═════ Records to use
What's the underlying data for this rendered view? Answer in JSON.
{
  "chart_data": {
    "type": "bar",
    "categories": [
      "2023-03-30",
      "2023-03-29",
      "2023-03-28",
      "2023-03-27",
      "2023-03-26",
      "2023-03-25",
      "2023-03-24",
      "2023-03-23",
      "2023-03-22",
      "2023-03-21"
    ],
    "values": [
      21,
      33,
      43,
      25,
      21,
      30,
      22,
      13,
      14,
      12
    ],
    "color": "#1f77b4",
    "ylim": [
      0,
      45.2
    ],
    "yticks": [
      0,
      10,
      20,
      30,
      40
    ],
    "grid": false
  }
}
══════════
:: Exercise description ::
Quote all the records exactly, please, leaving none out.

:: Solution for this exercise ::
What's the underlying data for this rendered view? Answer in JSON.
{
  "chart_data": {
    "type": "bar",
    "categories": [
      "2023-03-30",
      "2023-03-29",
      "2023-03-28",
      "2023-03-27",
      "2023-03-26",
      "2023-03-25",
      "2023-03-24",
      "2023-03-23",
      "2023-03-22",
      "2023-03-21"
    ],
    "values": [
      21,
      33,
      43,
      25,
      21,
      30,
      22,
      13,
      14,
      12
    ],
    "color": "#1f77b4",
    "ylim": [
      0,
      45.2
    ],
    "yticks": [
      0,
      10,
      20,
      30,
      40
    ],
    "grid": false
  }
}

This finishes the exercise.